-- Problem statement --
Copy each line that contains the string "What".

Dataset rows

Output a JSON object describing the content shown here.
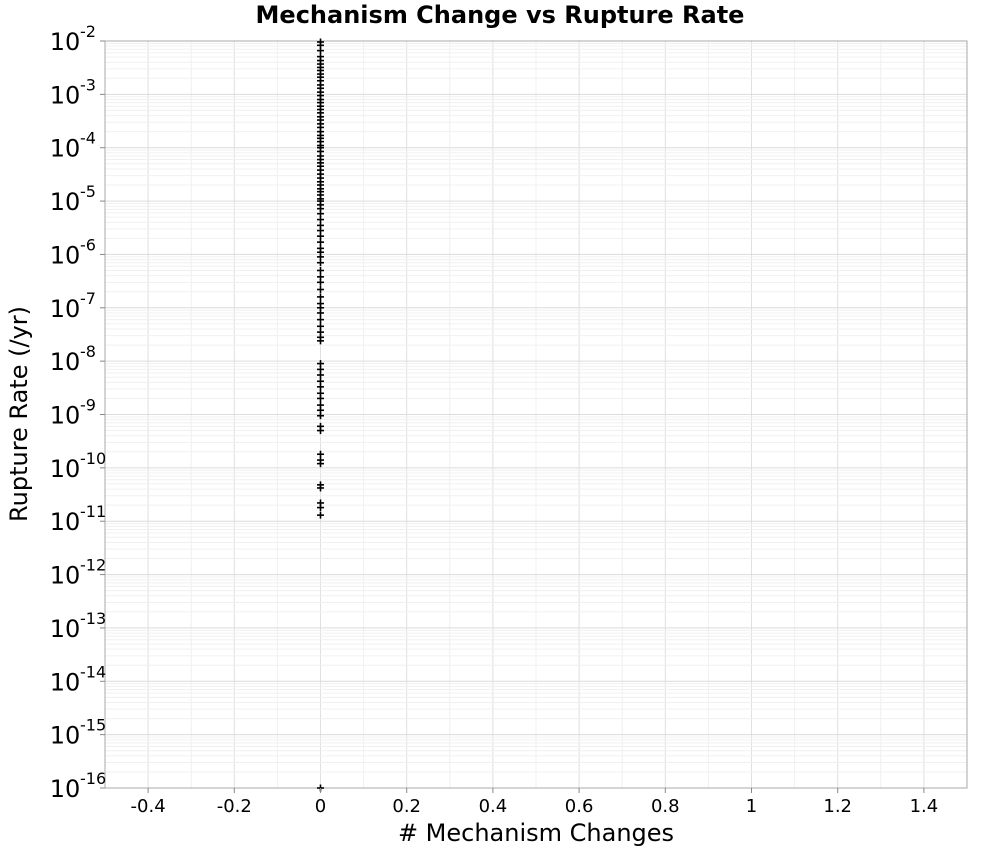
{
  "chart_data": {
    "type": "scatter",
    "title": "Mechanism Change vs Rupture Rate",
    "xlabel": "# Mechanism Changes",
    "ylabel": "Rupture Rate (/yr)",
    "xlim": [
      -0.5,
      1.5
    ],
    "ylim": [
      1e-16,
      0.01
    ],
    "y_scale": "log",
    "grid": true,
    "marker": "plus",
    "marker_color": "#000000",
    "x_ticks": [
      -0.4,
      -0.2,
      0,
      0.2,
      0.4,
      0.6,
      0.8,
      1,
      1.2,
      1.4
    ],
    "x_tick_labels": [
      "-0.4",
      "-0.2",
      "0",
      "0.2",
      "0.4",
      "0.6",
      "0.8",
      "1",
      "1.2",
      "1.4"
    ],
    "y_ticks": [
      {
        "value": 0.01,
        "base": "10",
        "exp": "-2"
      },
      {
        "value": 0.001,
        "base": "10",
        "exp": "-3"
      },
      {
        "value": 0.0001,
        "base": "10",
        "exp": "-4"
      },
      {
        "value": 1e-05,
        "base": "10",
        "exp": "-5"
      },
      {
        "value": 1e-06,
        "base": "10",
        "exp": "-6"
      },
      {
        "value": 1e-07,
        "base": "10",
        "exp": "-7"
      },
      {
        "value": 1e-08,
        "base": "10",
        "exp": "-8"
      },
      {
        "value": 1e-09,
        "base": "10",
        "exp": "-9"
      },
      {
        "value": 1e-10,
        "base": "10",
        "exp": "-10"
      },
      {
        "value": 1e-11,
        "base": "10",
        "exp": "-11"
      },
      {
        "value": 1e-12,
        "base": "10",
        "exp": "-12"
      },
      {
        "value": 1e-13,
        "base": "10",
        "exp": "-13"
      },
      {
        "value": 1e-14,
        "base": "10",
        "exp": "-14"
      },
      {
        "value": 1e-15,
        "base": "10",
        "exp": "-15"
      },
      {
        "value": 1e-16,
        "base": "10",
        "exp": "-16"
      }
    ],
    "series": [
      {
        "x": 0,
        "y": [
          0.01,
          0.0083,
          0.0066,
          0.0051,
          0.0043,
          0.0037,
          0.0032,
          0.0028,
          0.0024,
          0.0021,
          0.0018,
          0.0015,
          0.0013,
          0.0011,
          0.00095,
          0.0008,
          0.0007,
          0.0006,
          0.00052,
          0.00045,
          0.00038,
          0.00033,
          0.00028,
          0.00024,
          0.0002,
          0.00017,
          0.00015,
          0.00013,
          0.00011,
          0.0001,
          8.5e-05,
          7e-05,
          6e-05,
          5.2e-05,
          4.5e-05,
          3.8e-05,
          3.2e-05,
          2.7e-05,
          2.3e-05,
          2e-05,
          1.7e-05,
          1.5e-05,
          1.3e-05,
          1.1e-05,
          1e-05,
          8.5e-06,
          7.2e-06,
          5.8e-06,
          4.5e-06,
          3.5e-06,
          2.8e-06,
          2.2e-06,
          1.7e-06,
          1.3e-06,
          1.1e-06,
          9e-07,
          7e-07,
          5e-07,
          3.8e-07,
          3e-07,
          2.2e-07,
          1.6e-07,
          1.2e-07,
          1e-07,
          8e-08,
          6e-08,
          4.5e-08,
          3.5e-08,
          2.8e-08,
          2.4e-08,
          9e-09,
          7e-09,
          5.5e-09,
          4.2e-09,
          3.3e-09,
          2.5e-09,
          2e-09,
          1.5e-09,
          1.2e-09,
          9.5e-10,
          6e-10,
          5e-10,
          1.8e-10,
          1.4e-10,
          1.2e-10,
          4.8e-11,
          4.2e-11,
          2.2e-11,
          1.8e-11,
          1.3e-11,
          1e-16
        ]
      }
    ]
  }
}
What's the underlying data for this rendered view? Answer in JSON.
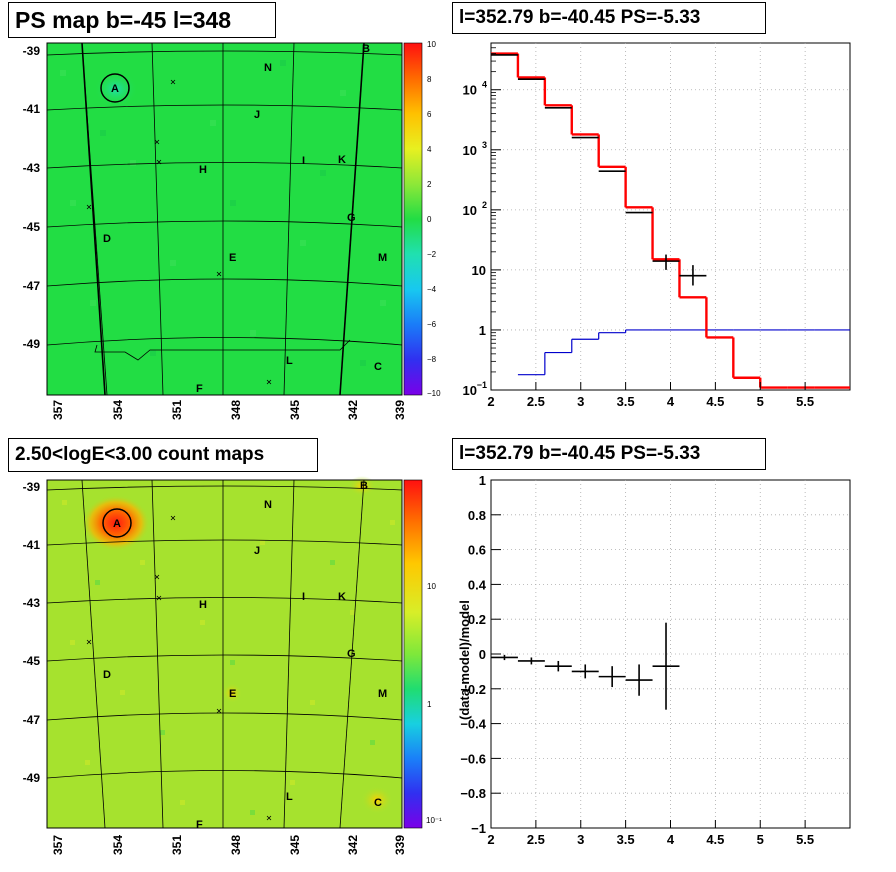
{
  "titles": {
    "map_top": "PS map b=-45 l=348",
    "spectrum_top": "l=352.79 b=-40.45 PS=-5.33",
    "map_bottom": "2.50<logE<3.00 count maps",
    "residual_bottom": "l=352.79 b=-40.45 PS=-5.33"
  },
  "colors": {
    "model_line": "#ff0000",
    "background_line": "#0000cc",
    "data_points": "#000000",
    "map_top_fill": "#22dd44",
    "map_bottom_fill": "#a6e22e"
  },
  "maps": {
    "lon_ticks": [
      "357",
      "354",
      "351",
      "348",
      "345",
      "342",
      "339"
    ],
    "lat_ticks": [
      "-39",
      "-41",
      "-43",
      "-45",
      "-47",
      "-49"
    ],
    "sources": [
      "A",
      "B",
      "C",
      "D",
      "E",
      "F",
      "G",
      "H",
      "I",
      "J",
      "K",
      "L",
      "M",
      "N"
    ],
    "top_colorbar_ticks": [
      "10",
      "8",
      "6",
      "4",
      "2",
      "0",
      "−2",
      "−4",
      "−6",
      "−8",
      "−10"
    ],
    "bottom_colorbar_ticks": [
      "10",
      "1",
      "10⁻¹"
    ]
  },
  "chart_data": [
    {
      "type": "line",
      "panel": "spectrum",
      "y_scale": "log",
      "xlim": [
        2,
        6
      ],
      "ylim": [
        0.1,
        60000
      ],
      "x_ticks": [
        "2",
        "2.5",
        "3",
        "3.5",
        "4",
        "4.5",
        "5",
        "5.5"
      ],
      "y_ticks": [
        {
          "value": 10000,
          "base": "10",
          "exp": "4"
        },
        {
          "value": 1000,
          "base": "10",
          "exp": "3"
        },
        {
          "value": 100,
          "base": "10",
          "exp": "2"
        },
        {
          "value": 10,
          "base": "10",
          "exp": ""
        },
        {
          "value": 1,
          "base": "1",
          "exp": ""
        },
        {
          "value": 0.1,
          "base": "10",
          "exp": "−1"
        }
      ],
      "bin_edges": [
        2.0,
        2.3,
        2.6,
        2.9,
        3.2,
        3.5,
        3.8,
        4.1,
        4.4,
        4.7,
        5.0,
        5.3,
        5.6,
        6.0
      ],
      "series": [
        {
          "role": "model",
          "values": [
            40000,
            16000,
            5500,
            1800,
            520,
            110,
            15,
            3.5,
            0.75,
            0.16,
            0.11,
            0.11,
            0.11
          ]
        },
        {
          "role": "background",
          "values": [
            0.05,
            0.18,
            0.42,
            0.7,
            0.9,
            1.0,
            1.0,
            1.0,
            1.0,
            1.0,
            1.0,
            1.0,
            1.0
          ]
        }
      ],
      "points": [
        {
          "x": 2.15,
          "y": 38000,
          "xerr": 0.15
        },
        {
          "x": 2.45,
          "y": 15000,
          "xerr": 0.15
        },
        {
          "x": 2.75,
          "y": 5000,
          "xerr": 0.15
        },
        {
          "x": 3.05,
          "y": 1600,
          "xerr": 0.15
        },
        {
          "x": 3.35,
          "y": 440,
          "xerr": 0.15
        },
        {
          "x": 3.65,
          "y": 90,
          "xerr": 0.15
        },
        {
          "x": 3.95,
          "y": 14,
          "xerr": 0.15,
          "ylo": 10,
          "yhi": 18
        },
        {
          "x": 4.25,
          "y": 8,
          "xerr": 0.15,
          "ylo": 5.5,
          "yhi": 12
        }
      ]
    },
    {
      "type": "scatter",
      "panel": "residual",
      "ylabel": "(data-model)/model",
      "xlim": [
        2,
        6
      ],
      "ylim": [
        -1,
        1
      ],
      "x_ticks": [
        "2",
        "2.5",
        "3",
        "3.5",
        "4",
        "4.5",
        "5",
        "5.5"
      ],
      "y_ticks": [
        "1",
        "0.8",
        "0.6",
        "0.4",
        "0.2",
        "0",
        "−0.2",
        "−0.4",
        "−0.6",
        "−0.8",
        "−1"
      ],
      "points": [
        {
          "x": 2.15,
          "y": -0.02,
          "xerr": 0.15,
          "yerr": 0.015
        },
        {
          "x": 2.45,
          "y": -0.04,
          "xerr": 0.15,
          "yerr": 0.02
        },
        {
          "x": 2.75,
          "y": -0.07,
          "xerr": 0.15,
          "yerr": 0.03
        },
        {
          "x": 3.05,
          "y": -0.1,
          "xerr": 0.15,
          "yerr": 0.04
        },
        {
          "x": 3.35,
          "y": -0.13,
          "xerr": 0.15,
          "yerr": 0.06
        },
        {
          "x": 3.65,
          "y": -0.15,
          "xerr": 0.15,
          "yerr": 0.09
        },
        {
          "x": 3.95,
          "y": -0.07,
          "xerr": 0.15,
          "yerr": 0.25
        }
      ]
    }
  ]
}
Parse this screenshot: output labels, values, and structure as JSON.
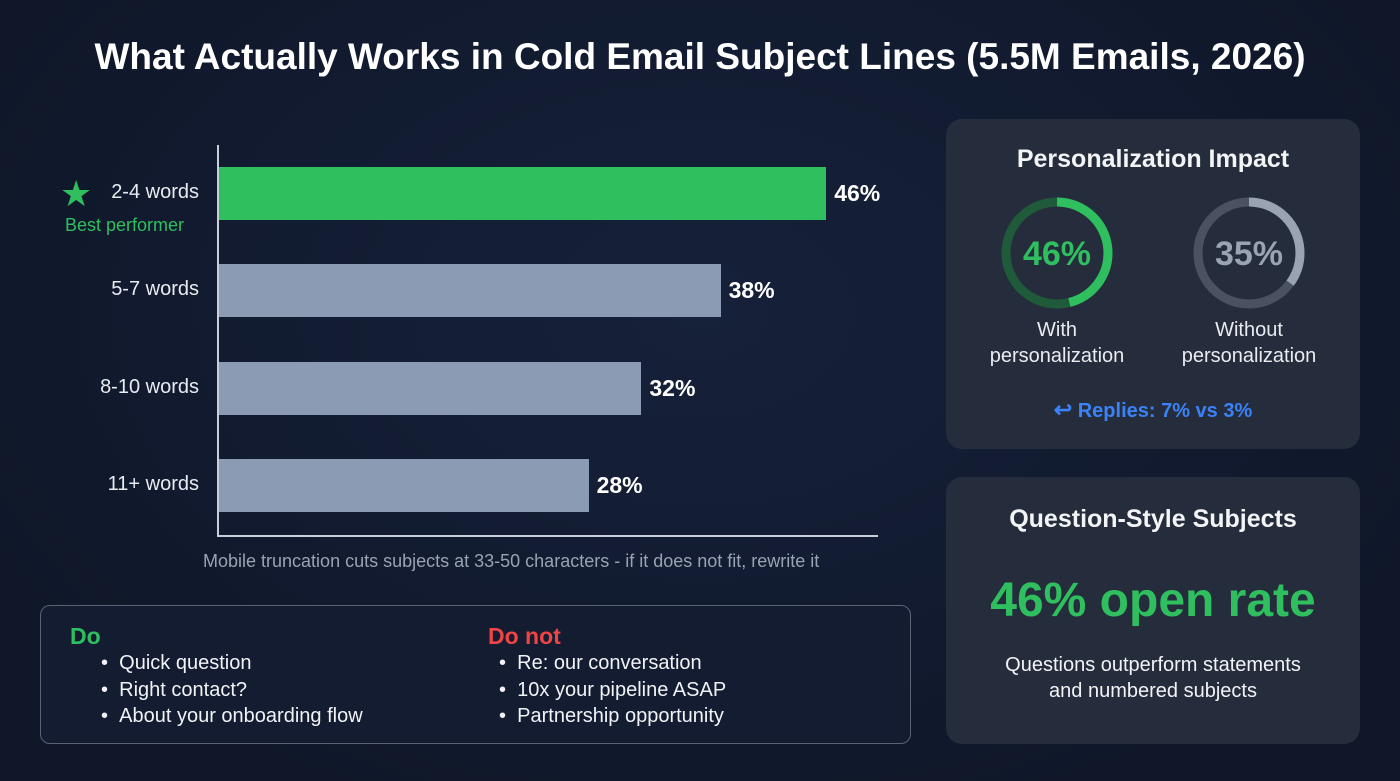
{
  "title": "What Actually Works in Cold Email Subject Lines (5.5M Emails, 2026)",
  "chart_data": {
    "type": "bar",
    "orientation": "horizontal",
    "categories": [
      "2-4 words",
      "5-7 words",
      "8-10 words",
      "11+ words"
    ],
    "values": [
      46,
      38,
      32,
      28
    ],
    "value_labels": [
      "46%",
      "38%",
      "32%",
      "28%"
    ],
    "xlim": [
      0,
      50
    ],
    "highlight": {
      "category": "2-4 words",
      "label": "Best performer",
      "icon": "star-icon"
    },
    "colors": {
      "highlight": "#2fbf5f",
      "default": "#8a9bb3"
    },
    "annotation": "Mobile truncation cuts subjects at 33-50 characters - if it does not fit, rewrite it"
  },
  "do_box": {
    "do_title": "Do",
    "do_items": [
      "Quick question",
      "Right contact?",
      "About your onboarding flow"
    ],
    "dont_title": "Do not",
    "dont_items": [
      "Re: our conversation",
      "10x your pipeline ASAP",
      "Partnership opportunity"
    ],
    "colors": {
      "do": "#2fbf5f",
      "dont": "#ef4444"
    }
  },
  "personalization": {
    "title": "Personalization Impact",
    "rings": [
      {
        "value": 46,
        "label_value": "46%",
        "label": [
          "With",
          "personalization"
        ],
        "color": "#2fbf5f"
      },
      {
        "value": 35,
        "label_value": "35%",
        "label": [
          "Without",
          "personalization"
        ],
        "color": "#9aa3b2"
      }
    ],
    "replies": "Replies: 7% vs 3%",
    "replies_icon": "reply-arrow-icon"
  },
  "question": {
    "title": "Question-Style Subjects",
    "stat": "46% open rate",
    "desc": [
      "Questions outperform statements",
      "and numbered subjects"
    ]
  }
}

-- Response to this exercise --
What's the underlying data for this rendered view? Answer in JSON.
  "title": "What Actually Works in Cold Email Subject Lines (5.5M Emails, 2026)",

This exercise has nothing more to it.